» **REQUEST**:
Print the stretch of the items from their first line through the line containing "text: 28.4% <box>432 731 472 746</box>", reproducing every line without alteration.

» **INFORMATION PROVIDED**:
** begin **

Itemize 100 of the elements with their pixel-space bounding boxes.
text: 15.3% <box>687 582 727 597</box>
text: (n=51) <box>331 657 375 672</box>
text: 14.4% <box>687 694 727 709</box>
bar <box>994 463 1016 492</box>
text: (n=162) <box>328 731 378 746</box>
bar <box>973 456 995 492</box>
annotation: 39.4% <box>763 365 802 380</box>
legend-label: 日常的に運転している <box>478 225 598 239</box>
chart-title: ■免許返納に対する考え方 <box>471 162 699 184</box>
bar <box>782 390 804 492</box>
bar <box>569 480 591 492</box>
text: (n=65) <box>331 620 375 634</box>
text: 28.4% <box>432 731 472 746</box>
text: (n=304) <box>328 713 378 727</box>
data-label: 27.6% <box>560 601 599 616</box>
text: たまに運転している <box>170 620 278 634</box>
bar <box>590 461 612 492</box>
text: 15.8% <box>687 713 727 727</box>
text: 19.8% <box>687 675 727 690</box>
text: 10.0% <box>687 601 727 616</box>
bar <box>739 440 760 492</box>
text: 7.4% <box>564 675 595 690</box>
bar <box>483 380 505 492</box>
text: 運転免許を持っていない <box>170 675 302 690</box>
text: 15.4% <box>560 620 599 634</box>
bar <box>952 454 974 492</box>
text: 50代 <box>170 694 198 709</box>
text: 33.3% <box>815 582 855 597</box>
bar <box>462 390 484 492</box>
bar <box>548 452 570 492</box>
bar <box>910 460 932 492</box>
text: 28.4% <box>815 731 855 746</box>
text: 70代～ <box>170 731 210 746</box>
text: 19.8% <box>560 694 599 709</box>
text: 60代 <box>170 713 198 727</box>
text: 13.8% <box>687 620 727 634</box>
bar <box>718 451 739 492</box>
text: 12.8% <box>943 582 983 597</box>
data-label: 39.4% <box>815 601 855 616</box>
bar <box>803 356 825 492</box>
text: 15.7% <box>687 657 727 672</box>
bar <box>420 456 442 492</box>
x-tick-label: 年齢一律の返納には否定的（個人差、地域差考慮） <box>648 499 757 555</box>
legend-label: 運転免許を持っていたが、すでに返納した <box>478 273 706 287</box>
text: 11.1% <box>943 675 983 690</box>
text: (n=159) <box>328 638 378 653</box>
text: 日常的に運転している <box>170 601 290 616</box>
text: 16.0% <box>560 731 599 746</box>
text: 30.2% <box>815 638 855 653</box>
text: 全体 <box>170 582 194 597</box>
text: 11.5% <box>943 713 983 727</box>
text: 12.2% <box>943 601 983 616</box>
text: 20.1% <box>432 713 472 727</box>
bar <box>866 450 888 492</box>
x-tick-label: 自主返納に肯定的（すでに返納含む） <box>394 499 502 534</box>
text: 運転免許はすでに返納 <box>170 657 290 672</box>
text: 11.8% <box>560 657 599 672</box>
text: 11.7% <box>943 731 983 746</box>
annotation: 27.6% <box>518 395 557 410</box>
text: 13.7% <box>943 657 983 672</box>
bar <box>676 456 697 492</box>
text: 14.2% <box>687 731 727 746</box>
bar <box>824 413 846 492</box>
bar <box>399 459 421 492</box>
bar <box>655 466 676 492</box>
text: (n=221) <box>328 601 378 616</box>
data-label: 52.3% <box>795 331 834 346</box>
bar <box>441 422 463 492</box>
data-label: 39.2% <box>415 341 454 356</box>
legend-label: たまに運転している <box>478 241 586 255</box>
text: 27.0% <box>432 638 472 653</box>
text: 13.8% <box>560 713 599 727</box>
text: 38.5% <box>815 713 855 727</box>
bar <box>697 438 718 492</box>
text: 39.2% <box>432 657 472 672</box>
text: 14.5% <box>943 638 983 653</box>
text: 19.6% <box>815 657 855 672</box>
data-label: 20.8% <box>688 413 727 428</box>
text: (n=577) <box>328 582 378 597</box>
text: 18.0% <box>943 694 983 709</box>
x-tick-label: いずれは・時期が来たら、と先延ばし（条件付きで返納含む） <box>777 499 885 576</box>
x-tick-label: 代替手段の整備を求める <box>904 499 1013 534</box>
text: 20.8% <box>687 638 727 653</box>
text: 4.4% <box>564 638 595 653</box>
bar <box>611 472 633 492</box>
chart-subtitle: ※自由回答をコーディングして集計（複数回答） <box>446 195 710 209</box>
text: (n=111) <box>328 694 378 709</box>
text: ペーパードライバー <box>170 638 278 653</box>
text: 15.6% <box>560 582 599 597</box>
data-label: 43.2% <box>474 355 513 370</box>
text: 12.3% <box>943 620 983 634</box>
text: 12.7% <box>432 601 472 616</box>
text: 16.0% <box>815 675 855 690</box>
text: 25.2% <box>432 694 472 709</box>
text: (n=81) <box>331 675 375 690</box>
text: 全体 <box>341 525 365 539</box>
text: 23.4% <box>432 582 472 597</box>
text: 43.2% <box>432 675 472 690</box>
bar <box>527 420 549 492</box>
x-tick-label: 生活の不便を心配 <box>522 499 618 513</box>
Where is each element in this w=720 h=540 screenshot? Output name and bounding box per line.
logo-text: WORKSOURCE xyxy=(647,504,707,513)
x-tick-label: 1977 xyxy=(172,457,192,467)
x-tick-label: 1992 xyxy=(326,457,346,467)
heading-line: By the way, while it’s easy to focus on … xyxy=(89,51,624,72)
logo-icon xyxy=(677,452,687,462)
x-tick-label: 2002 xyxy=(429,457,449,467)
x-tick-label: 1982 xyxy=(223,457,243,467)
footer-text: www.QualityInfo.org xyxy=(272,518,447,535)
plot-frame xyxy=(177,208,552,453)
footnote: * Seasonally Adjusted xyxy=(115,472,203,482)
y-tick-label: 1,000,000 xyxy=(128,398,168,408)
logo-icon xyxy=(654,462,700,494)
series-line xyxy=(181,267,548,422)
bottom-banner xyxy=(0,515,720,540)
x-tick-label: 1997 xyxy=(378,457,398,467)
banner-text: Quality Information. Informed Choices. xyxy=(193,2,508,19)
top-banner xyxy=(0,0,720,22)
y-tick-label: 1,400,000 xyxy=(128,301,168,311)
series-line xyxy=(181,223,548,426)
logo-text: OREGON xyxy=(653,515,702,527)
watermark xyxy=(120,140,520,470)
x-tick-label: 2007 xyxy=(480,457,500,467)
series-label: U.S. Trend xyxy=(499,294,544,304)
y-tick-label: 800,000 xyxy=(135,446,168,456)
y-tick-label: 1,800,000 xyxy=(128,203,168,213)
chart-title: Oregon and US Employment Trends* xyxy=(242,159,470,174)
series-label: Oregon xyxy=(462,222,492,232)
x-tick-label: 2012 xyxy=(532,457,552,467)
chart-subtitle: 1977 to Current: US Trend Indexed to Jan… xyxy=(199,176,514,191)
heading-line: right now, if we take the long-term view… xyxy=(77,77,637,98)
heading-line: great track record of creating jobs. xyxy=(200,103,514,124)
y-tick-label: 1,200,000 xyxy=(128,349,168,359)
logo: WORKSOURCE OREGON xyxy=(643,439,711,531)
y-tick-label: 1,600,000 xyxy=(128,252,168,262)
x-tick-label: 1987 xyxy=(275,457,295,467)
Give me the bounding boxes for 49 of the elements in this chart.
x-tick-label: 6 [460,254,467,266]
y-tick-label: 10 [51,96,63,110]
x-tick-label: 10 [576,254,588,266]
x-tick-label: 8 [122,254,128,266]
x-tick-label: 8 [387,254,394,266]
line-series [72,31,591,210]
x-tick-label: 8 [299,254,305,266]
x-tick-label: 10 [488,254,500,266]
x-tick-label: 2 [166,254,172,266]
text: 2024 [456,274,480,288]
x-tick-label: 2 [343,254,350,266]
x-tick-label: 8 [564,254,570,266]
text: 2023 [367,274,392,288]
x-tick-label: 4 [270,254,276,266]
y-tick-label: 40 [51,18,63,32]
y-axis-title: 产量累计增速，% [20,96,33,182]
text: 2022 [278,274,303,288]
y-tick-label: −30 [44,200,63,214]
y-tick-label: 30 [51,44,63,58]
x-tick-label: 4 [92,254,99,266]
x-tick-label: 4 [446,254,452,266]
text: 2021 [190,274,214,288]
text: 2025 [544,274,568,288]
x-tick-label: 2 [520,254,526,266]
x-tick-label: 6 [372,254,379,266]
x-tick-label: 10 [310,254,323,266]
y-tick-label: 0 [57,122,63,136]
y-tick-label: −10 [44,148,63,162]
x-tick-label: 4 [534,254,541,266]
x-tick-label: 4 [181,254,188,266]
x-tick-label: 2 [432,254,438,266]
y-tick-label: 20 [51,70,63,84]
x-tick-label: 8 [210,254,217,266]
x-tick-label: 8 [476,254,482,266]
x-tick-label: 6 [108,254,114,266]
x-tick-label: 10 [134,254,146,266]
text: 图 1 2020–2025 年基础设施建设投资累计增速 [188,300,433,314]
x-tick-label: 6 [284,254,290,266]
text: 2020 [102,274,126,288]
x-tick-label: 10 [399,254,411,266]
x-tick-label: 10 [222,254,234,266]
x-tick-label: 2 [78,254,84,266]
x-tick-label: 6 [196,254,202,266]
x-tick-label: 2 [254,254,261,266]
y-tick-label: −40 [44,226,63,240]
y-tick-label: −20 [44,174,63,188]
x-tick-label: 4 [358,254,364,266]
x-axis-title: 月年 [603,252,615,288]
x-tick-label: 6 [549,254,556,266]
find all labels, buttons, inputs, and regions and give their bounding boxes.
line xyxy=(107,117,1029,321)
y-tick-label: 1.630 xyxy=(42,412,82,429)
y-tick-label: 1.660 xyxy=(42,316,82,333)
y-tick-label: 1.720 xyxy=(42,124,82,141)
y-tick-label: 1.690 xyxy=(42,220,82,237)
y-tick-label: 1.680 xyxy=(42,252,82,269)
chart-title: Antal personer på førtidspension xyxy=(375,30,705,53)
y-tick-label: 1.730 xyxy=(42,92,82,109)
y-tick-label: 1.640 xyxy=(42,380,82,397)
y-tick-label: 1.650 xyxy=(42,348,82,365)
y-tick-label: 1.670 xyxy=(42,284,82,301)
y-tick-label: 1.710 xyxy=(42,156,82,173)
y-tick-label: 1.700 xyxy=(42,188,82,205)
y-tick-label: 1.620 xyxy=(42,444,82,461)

** end **

» **ANSWER**:
Itemize 100 of the elements with their pixel-space bounding boxes.
text: 15.3% <box>687 582 727 597</box>
text: (n=51) <box>331 657 375 672</box>
text: 14.4% <box>687 694 727 709</box>
bar <box>994 463 1016 492</box>
text: (n=162) <box>328 731 378 746</box>
bar <box>973 456 995 492</box>
annotation: 39.4% <box>763 365 802 380</box>
legend-label: 日常的に運転している <box>478 225 598 239</box>
chart-title: ■免許返納に対する考え方 <box>471 162 699 184</box>
bar <box>782 390 804 492</box>
bar <box>569 480 591 492</box>
text: (n=65) <box>331 620 375 634</box>
text: 28.4% <box>432 731 472 746</box>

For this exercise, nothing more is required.